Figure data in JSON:
_ _ _ _

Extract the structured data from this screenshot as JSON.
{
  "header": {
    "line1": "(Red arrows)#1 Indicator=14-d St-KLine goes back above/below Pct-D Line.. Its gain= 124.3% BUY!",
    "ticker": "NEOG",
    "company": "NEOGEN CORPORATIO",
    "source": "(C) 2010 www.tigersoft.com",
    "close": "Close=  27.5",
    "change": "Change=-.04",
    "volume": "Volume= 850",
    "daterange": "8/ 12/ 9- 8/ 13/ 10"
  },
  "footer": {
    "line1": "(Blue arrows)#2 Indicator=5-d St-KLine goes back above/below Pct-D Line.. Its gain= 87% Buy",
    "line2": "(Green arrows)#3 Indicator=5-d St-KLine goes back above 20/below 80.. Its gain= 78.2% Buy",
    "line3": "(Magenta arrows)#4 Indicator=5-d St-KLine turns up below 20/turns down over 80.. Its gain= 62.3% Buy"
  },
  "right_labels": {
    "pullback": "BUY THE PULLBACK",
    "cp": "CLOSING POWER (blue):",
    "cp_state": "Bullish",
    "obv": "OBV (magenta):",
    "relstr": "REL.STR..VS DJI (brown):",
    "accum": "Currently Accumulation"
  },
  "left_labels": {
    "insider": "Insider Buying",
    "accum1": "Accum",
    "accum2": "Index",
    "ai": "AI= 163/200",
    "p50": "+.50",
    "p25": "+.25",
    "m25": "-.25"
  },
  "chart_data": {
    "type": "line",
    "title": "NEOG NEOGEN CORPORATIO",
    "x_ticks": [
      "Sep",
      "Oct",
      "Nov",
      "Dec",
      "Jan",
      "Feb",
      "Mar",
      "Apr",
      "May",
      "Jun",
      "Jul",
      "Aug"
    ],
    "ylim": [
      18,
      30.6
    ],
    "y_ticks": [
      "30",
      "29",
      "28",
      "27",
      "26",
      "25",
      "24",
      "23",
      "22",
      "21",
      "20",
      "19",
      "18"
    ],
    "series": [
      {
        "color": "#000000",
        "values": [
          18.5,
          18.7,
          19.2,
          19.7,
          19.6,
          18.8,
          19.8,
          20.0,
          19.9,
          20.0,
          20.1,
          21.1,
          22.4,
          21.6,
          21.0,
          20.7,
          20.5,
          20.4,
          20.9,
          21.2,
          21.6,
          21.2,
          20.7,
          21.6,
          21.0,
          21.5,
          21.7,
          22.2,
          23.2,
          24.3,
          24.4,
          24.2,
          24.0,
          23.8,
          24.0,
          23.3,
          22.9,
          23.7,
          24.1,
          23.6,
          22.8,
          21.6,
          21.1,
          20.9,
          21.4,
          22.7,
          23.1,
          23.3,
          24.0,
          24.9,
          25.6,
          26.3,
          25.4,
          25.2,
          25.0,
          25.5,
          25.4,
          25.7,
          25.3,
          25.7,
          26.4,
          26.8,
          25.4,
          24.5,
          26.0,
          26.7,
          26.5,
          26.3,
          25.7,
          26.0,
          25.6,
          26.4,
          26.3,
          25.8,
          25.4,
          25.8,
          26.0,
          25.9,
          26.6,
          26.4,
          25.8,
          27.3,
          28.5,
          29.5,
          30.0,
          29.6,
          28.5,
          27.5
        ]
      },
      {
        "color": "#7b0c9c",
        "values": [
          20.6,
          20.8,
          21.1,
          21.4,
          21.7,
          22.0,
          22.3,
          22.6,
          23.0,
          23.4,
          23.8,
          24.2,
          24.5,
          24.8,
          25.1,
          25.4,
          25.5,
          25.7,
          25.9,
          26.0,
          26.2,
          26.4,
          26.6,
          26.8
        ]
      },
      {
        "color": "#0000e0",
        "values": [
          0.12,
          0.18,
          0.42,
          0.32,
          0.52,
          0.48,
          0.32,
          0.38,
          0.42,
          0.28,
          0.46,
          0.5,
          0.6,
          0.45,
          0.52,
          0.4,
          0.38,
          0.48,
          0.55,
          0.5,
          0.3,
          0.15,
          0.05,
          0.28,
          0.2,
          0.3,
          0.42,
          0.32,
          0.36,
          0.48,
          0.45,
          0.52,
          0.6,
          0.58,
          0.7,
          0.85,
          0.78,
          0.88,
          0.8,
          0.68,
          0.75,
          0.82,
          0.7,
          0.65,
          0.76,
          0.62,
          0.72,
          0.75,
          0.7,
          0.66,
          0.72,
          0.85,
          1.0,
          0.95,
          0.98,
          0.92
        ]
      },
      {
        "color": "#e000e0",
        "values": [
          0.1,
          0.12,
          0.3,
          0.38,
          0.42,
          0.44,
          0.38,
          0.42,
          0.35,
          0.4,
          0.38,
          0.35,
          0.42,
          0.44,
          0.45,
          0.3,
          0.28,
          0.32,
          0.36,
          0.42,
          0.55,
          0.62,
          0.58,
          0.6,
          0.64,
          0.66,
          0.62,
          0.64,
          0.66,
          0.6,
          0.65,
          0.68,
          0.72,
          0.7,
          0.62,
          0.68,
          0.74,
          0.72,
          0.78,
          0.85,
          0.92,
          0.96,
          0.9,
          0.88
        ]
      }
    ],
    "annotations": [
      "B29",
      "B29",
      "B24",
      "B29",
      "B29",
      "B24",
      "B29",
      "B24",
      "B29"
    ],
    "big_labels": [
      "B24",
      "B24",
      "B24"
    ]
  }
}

_ _ _ _

[Short exercise]: Extract the complete listing verbatim.

[The result]:
Extract the structured data from this screenshot as JSON.
{
  "header": {
    "line1": "(Red arrows)#1 Indicator=14-d St-KLine goes back above/below Pct-D Line.. Its gain= 124.3% BUY!",
    "ticker": "NEOG",
    "company": "NEOGEN CORPORATIO",
    "source": "(C) 2010 www.tigersoft.com",
    "close": "Close=  27.5",
    "change": "Change=-.04",
    "volume": "Volume= 850",
    "daterange": "8/ 12/ 9- 8/ 13/ 10"
  },
  "footer": {
    "line1": "(Blue arrows)#2 Indicator=5-d St-KLine goes back above/below Pct-D Line.. Its gain= 87% Buy",
    "line2": "(Green arrows)#3 Indicator=5-d St-KLine goes back above 20/below 80.. Its gain= 78.2% Buy",
    "line3": "(Magenta arrows)#4 Indicator=5-d St-KLine turns up below 20/turns down over 80.. Its gain= 62.3% Buy"
  },
  "right_labels": {
    "pullback": "BUY THE PULLBACK",
    "cp": "CLOSING POWER (blue):",
    "cp_state": "Bullish",
    "obv": "OBV (magenta):",
    "relstr": "REL.STR..VS DJI (brown):",
    "accum": "Currently Accumulation"
  },
  "left_labels": {
    "insider": "Insider Buying",
    "accum1": "Accum",
    "accum2": "Index",
    "ai": "AI= 163/200",
    "p50": "+.50",
    "p25": "+.25",
    "m25": "-.25"
  },
  "chart_data": {
    "type": "line",
    "title": "NEOG NEOGEN CORPORATIO",
    "x_ticks": [
      "Sep",
      "Oct",
      "Nov",
      "Dec",
      "Jan",
      "Feb",
      "Mar",
      "Apr",
      "May",
      "Jun",
      "Jul",
      "Aug"
    ],
    "ylim": [
      18,
      30.6
    ],
    "y_ticks": [
      "30",
      "29",
      "28",
      "27",
      "26",
      "25",
      "24",
      "23",
      "22",
      "21",
      "20",
      "19",
      "18"
    ],
    "series": [
      {
        "color": "#000000",
        "values": [
          18.5,
          18.7,
          19.2,
          19.7,
          19.6,
          18.8,
          19.8,
          20.0,
          19.9,
          20.0,
          20.1,
          21.1,
          22.4,
          21.6,
          21.0,
          20.7,
          20.5,
          20.4,
          20.9,
          21.2,
          21.6,
          21.2,
          20.7,
          21.6,
          21.0,
          21.5,
          21.7,
          22.2,
          23.2,
          24.3,
          24.4,
          24.2,
          24.0,
          23.8,
          24.0,
          23.3,
          22.9,
          23.7,
          24.1,
          23.6,
          22.8,
          21.6,
          21.1,
          20.9,
          21.4,
          22.7,
          23.1,
          23.3,
          24.0,
          24.9,
          25.6,
          26.3,
          25.4,
          25.2,
          25.0,
          25.5,
          25.4,
          25.7,
          25.3,
          25.7,
          26.4,
          26.8,
          25.4,
          24.5,
          26.0,
          26.7,
          26.5,
          26.3,
          25.7,
          26.0,
          25.6,
          26.4,
          26.3,
          25.8,
          25.4,
          25.8,
          26.0,
          25.9,
          26.6,
          26.4,
          25.8,
          27.3,
          28.5,
          29.5,
          30.0,
          29.6,
          28.5,
          27.5
        ]
      },
      {
        "color": "#7b0c9c",
        "values": [
          20.6,
          20.8,
          21.1,
          21.4,
          21.7,
          22.0,
          22.3,
          22.6,
          23.0,
          23.4,
          23.8,
          24.2,
          24.5,
          24.8,
          25.1,
          25.4,
          25.5,
          25.7,
          25.9,
          26.0,
          26.2,
          26.4,
          26.6,
          26.8
        ]
      },
      {
        "color": "#0000e0",
        "values": [
          0.12,
          0.18,
          0.42,
          0.32,
          0.52,
          0.48,
          0.32,
          0.38,
          0.42,
          0.28,
          0.46,
          0.5,
          0.6,
          0.45,
          0.52,
          0.4,
          0.38,
          0.48,
          0.55,
          0.5,
          0.3,
          0.15,
          0.05,
          0.28,
          0.2,
          0.3,
          0.42,
          0.32,
          0.36,
          0.48,
          0.45,
          0.52,
          0.6,
          0.58,
          0.7,
          0.85,
          0.78,
          0.88,
          0.8,
          0.68,
          0.75,
          0.82,
          0.7,
          0.65,
          0.76,
          0.62,
          0.72,
          0.75,
          0.7,
          0.66,
          0.72,
          0.85,
          1.0,
          0.95,
          0.98,
          0.92
        ]
      },
      {
        "color": "#e000e0",
        "values": [
          0.1,
          0.12,
          0.3,
          0.38,
          0.42,
          0.44,
          0.38,
          0.42,
          0.35,
          0.4,
          0.38,
          0.35,
          0.42,
          0.44,
          0.45,
          0.3,
          0.28,
          0.32,
          0.36,
          0.42,
          0.55,
          0.62,
          0.58,
          0.6,
          0.64,
          0.66,
          0.62,
          0.64,
          0.66,
          0.6,
          0.65,
          0.68,
          0.72,
          0.7,
          0.62,
          0.68,
          0.74,
          0.72,
          0.78,
          0.85,
          0.92,
          0.96,
          0.9,
          0.88
        ]
      }
    ],
    "annotations": [
      "B29",
      "B29",
      "B24",
      "B29",
      "B29",
      "B24",
      "B29",
      "B24",
      "B29"
    ],
    "big_labels": [
      "B24",
      "B24",
      "B24"
    ]
  }
}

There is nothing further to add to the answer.